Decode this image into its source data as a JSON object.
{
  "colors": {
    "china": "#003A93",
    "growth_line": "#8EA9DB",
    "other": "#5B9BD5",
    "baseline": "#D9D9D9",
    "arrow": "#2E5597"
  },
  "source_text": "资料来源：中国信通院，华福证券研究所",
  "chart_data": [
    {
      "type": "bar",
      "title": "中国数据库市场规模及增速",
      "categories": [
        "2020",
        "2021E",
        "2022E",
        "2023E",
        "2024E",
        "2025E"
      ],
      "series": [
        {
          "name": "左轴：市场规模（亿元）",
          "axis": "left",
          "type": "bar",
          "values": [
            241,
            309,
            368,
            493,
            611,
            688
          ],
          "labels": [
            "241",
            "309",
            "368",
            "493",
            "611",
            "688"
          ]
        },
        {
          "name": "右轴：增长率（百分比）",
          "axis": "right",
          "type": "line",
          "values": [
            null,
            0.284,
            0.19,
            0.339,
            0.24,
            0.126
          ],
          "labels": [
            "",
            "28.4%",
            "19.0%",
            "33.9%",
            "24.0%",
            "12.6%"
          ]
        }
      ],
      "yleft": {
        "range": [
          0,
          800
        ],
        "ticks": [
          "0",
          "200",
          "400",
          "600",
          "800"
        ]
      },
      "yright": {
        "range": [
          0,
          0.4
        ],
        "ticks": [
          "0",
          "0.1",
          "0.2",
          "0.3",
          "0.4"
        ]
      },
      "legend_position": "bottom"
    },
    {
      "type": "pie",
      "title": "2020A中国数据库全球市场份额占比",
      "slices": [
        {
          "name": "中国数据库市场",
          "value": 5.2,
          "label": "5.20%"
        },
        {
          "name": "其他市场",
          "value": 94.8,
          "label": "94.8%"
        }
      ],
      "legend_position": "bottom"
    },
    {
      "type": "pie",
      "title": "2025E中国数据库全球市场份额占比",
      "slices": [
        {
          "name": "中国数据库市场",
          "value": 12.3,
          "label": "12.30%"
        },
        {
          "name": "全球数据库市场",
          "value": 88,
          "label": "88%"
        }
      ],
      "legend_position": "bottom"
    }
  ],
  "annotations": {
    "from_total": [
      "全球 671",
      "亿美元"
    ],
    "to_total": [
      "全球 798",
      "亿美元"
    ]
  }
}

§ §

WHAT YOU HAVE TO DO =>
From the records above, extract every entry verbatim.

SOLVED PROBLEM =>
Decode this image into its source data as a JSON object.
{
  "colors": {
    "china": "#003A93",
    "growth_line": "#8EA9DB",
    "other": "#5B9BD5",
    "baseline": "#D9D9D9",
    "arrow": "#2E5597"
  },
  "source_text": "资料来源：中国信通院，华福证券研究所",
  "chart_data": [
    {
      "type": "bar",
      "title": "中国数据库市场规模及增速",
      "categories": [
        "2020",
        "2021E",
        "2022E",
        "2023E",
        "2024E",
        "2025E"
      ],
      "series": [
        {
          "name": "左轴：市场规模（亿元）",
          "axis": "left",
          "type": "bar",
          "values": [
            241,
            309,
            368,
            493,
            611,
            688
          ],
          "labels": [
            "241",
            "309",
            "368",
            "493",
            "611",
            "688"
          ]
        },
        {
          "name": "右轴：增长率（百分比）",
          "axis": "right",
          "type": "line",
          "values": [
            null,
            0.284,
            0.19,
            0.339,
            0.24,
            0.126
          ],
          "labels": [
            "",
            "28.4%",
            "19.0%",
            "33.9%",
            "24.0%",
            "12.6%"
          ]
        }
      ],
      "yleft": {
        "range": [
          0,
          800
        ],
        "ticks": [
          "0",
          "200",
          "400",
          "600",
          "800"
        ]
      },
      "yright": {
        "range": [
          0,
          0.4
        ],
        "ticks": [
          "0",
          "0.1",
          "0.2",
          "0.3",
          "0.4"
        ]
      },
      "legend_position": "bottom"
    },
    {
      "type": "pie",
      "title": "2020A中国数据库全球市场份额占比",
      "slices": [
        {
          "name": "中国数据库市场",
          "value": 5.2,
          "label": "5.20%"
        },
        {
          "name": "其他市场",
          "value": 94.8,
          "label": "94.8%"
        }
      ],
      "legend_position": "bottom"
    },
    {
      "type": "pie",
      "title": "2025E中国数据库全球市场份额占比",
      "slices": [
        {
          "name": "中国数据库市场",
          "value": 12.3,
          "label": "12.30%"
        },
        {
          "name": "全球数据库市场",
          "value": 88,
          "label": "88%"
        }
      ],
      "legend_position": "bottom"
    }
  ],
  "annotations": {
    "from_total": [
      "全球 671",
      "亿美元"
    ],
    "to_total": [
      "全球 798",
      "亿美元"
    ]
  }
}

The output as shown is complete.